| PROBLEM TO SOLVE |
From the entries below, gather each line containing the word "name".

| Records contained in a dataset |
+++

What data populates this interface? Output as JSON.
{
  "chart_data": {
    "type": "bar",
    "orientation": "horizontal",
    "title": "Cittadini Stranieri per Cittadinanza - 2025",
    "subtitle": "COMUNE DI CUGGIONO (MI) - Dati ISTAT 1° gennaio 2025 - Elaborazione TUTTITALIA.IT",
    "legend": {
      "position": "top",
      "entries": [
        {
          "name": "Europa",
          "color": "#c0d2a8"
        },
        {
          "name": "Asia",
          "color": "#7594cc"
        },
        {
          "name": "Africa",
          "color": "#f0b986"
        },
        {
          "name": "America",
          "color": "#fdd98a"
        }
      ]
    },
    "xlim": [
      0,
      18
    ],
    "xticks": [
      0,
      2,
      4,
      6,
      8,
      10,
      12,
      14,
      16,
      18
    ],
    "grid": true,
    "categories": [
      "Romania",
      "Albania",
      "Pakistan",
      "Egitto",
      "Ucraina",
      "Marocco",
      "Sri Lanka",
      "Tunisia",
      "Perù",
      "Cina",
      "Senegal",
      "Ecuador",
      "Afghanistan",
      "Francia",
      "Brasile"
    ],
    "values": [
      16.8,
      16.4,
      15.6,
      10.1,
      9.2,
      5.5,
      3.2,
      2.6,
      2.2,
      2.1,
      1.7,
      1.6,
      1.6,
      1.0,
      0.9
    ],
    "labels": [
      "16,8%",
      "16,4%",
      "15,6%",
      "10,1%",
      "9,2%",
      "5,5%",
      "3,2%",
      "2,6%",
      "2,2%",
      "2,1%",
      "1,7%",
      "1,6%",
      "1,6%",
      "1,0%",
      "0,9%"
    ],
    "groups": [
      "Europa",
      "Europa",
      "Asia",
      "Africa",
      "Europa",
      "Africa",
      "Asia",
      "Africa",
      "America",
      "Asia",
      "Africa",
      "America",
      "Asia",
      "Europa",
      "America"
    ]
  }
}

+++

| SOLUTION TO THE PROBLEM |
          "name": "Europa",
          "name": "Asia",
          "name": "Africa",
          "name": "America",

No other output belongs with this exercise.